The sleep doc finally called me yesterday, and we didn't even discuss my tinkering with the Autoset. Apparently his nurse is more uptight about that than he is. He was just really pleased that my numbers have improved drastically with the Airfit F20, and that my "compliance" was 100%.

I told him my No. 1 priority is to reduce aerophagia so I can eat more and gain weight. He had no objections, and I think that's why my pressure experiments don't bother him. 

I'm still not eating very much, just a little more than I was on the other mask. And I've had massive brain fogggg the last two mornings, possibly because I'm ending my therapy around 4:30-6:00 am and then sleeping 2-3 more hours. (That's to try and get the air out of my guts, or at least not make it any worse.) I've also had sinus constriction both nights, getting up to rinse twice.

Time to decrease max pressure again?


RE: Soon to start CPAP - Question on dehydration - Sleeprider - 12-12-2018

I think 6.0 to 8.4 max with EPR reduced to 2. I'm hoping to see improvement in CA with reduced EPR. This could increase flow limitations and hypopnea, and we're seeing some reduction in tidal volume, so something to keep an eye on.

It's starting to look like you should be on a bilevel machine with very low exhale pressure at 4.0, with enough pressure support to overcome flow limitation, but that would probably increase CA and move you back towards ASV. The problem with that is, I don't think you could tolerate ASV pressure support with your aerophagia. Glad you're feeling better.


RE: Soon to start CPAP - Question on dehydration - picante - 12-13-2018

I'm posting last night's graphs in 2 screenshots, one from 23:37 to 03:58, and the other from 06:32 to 08:16, because I was doing an experiment: I've been taking off the mask in the wee hours due to gut-aches, and wanted to find out if those 2-3 hours before I get up are my worst. They are. That's why my morning brain exhaustion has been so severe lately.

[attachment=9373]          [attachment=9374]

All 7 obstructive events are in that little 1h 43 m slice of time, as well as 36 out of 55 central apneas.

Lowering my max pressure from 10 to 9.4 and my EPR from 3 to 2 did not help with CAs. Also, exhalation became more difficult, and I awoke very suddenly at 3:58 feeling airless, and flung off the mask. I don't know why. My sinuses were very constricted, but that happens every night. After my 4-hour break, I did a sinus rinse at 6:15 and I raised EPR back to 3. No more airless waking.

(Dataset entries)
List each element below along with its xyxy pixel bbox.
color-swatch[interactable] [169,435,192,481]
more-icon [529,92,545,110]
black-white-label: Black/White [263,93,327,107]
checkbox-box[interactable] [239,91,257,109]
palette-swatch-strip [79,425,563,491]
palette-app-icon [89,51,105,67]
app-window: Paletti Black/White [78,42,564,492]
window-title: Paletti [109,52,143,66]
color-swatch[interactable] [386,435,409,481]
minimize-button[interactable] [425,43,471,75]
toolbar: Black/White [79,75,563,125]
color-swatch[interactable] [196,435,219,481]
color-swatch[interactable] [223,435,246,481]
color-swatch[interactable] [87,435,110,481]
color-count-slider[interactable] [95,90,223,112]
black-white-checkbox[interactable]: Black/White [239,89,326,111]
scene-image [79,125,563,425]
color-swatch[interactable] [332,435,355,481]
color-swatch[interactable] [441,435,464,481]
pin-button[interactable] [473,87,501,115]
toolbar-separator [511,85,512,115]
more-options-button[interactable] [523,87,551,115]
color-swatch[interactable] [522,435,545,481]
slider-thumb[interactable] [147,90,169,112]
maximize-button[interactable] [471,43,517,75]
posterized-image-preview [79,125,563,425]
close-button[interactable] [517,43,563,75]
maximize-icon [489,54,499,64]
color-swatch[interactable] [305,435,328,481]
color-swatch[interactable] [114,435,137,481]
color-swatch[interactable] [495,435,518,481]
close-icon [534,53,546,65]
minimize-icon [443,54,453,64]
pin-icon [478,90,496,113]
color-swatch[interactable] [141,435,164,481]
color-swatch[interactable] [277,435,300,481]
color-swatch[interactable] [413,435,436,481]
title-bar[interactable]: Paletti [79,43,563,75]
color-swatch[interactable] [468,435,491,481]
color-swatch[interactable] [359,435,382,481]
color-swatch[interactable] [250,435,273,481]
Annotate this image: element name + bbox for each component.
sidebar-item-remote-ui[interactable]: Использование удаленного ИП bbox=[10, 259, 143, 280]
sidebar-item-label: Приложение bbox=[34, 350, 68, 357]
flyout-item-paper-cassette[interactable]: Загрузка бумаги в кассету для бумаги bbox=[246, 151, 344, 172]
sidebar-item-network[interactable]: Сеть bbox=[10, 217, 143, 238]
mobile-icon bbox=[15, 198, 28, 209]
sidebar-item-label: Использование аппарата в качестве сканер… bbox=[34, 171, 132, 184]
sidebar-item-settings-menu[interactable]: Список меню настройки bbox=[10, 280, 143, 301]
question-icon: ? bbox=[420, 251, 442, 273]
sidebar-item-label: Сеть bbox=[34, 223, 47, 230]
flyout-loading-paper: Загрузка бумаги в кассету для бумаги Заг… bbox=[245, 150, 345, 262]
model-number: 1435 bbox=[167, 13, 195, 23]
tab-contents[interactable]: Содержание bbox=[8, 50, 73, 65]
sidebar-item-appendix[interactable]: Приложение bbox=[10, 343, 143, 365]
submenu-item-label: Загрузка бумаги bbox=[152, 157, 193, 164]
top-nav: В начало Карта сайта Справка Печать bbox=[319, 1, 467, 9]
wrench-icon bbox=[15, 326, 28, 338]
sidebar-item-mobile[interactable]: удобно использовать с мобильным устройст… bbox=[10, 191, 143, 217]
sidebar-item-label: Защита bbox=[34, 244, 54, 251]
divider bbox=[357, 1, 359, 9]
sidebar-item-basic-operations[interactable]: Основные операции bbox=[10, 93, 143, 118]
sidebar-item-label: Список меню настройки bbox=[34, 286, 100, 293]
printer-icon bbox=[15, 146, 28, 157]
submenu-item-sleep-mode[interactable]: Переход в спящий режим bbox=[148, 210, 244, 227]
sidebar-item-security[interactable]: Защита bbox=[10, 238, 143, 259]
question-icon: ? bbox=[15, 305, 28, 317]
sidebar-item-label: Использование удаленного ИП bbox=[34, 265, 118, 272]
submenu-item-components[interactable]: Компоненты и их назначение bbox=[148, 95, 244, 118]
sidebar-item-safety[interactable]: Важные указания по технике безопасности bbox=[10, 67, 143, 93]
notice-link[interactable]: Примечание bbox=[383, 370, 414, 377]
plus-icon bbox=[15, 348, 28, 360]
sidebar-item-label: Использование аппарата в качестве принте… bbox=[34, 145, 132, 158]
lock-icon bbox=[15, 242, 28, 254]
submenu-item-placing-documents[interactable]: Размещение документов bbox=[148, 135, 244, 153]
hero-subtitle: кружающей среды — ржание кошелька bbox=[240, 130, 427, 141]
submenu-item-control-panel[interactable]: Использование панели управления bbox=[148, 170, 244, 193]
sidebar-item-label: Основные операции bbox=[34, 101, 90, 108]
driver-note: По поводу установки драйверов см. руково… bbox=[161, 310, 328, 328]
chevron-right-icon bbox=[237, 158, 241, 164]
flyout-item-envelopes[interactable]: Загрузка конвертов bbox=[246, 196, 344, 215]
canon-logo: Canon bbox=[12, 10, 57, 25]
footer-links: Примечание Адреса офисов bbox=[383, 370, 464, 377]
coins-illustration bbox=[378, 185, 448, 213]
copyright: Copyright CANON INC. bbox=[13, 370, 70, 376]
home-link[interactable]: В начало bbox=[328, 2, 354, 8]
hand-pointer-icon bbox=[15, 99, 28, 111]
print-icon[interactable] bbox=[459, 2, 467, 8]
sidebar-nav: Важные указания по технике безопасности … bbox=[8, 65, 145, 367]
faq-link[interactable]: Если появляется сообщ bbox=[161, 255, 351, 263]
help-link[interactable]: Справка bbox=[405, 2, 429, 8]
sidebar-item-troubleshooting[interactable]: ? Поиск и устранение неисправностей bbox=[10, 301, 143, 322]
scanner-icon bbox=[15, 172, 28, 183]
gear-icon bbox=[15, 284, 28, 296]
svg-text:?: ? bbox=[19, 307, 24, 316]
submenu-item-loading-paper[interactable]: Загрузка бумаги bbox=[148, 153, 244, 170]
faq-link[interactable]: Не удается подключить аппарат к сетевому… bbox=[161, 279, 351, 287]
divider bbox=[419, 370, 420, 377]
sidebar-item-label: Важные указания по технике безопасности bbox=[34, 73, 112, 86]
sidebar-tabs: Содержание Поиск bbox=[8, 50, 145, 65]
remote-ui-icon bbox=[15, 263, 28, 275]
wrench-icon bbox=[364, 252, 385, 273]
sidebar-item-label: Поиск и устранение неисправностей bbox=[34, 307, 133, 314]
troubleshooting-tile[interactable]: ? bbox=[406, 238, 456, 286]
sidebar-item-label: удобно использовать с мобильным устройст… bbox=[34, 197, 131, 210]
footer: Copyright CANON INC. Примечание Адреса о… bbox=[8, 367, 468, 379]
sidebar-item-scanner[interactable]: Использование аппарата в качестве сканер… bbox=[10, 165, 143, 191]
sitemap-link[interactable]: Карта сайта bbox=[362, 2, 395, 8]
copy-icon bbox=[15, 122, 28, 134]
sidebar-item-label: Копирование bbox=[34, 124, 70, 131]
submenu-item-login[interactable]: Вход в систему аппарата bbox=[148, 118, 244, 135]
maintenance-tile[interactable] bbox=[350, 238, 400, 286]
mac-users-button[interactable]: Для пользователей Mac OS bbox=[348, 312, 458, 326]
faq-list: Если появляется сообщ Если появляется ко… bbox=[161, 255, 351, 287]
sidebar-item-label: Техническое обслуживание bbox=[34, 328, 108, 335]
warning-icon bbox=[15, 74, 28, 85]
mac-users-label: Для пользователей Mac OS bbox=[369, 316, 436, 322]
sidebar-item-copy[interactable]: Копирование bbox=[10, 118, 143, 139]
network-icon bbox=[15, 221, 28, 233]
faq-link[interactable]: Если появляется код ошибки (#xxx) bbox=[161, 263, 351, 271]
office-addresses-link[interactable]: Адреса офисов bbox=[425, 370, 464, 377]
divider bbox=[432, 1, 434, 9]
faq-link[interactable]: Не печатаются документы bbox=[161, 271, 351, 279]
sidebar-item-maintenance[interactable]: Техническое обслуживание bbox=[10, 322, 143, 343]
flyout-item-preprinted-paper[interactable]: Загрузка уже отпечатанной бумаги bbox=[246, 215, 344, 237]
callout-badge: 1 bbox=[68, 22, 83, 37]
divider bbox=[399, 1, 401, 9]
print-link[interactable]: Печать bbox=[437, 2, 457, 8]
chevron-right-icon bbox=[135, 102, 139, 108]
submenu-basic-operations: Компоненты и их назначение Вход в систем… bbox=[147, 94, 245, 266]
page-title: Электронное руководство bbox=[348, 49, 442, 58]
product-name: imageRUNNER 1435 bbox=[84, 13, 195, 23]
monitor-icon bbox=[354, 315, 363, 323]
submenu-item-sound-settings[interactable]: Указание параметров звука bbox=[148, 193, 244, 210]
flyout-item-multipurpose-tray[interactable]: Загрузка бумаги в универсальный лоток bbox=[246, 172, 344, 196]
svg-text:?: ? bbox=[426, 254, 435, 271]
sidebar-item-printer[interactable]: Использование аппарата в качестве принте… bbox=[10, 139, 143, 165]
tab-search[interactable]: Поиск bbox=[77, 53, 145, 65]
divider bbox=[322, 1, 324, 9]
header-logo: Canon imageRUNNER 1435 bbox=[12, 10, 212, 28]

**WORK INSTRUCTIONS**
A) Set down the stretch of the CPAP forum thread from "It's starting to" through "you're feeling better.", word for word.
B) List every distinct capital-letter abbreviation in the body text of the CPAP forum thread, leaving out the "RE:" header lines.

**ANSWERS FOR THE TASKS**
A)
It's starting to look like you should be on a bilevel machine with very low exhale pressure at 4.0, with enough pressure support to overcome flow limitation, but that would probably increase CA and move you back towards ASV. The problem with that is, I don't think you could tolerate ASV pressure support with your aerophagia. Glad you're feeling better.

B)
EPR
CA (also as "CAs")
ASV